◆ **Extrait de page**:
La NSA affirme que 91 % des failles découvertes font l'objet d'une communication à l’éditeur ou au constructeur pour qu’elles soient colmatées. Le fait est que la faille exploitée par WannaCry vise essentiellement de vieilles versions du système d'exploitation Windows, à commencer par Windows XP, qui n'est plus mis à jour, et dont les failles de sécurité ne sont donc plus colmatées gratuitement par Microsoft depuis avril 2014, ce qui n'empêche pas plus de 4% des internautes (dont 7% des Russes, notamment) de continuer à s'en servir. Microsoft a, à titre exceptionnel, développé un patch en urgence vendredi dernier à destination de ses systèmes d'exploitation dont le support a expiré.
De fait, nombreux sont les utilisateurs, particuliers, entreprises et administrations, qui continuent à utiliser des systèmes d'exploitation non mis à jour, voire périmés. Une chose est en effet, pour un particulier, de paramétrer Windows Update pour qu'il installe automatiquement les mises à jour de sécurité. Une autre est de pouvoir le faire, dans une entreprise ou une administration, lorsqu'il s'agit d'administrer des dizaines, centaines voire milliers d'ordinateurs, a fortiori lorsque les logiciels qu'ils utilisent ne fonctionnent que sous Windows XP, ce qui est notamment le cas de 90% des ordinateurs du NHS, le système de santé au Royaume-Uni. La tâche peut s'avérer très compliquée, voire impossible.

◆ **Tâche à réaliser A**:
D'après le texte sur la faille exploitée par WannaCry, depuis quand Microsoft ne colmate-t-il plus gratuitement les failles de sécurité de Windows XP ?
◆ **Tâche à réaliser B**:
Rédigez la suite du texte sur la faille exploitée par WannaCry, en reprenant après sa dernière phrase.

◆ **Extraits de données**:
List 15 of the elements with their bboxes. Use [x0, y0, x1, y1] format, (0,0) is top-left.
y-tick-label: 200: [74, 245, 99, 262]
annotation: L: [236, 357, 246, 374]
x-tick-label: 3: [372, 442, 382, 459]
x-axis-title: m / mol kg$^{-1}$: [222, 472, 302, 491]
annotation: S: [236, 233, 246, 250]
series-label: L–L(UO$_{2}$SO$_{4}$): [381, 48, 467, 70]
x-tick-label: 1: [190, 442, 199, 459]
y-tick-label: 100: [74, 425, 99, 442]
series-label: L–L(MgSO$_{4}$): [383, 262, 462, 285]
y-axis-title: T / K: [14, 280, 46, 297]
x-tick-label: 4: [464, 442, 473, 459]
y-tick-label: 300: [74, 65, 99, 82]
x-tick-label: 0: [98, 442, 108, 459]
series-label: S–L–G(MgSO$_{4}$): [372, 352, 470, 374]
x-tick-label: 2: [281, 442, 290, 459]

◆ **Résultat attendu A**:
Depuis avril 2014.

◆ **Résultat attendu B**:
Le ver a déjà été mis à jour
WannaCry, qui a déjà contaminé plus de 200.000 ordinateurs selon Europol, aurait pu (et pourrait encore) faire bien plus de dégâts. D'une part parce que, ciblant majoritairement les réseaux d'entreprises et d'administrations, on ne sait pas encore ce qu'il en sera lorsque leurs employés retourneront à leurs bureaux ce lundi matin. D'autre part, parce que, si la propagation de WannaCry a été en partie bloquée grâce à un Britannique de 22 ans qui, voulant documenter sa propagation, l'a «accidentellement» bloquée, le ver informatique a d'ores et déjà été mis à jour, et continuera probablement à l'être.
Enfin, parce qu'on a déjà vu des employés rapporter leurs ordinateurs portables (infectés) au travail: ils espéraient (naïvement) que leurs responsables informatiques pourraient contribuer à les réparer. En les connectant à leurs réseaux d'entreprises ou d'administration, ils ont aussi et surtout contaminé tout ou une partie de l'ensemble des autres ordinateurs qui y étaient connectés, alors même qu'ils en avaient pourtant été jusqu'alors immunisés.
Si les systèmes d'exploitation Windows mis à jour ne sont, a priori, pas vulnérables à cette faille de sécurité «0day» exploitée par la NSA, puis par les développeurs de WannaCry, le problème tient aussi au fait que, dans les entreprises et administrations, lesdites mises à jour ne peuvent pas être faites par leurs utilisateurs, mais uniquement par les administrateurs de leurs ordinateurs.
Les jours qui viennent devraient nous permettre de mesurer les conséquences réelles de ce choix de la NSA de ne pas prévenir Microsoft plus avant de cette faille, ainsi que du choix fait (et/ou de la contrainte vécue) par des administrations et entreprises de ne pas mettre à jour leurs systèmes d'exploitation.
En attendant, et comme le résumait ce week-end un responsable sécurité d'une grosse entreprise informatique américaine, l'interconnexion des ordinateurs (aka internet), initialement pensée comme un système censé résister à une attaque nucléaire, peut donc aussi être mise à mal à cause de l'«internet des grille-pains» –le surnom donné à l'internet des objets–, et donc au fait que de plus en plus d'objets (dits) «connectés», et a fortiori d'ordinateurs, sont connectés à internet sans pour autant en mesurer les conséquences et possibilités, notamment en termes de sécurité.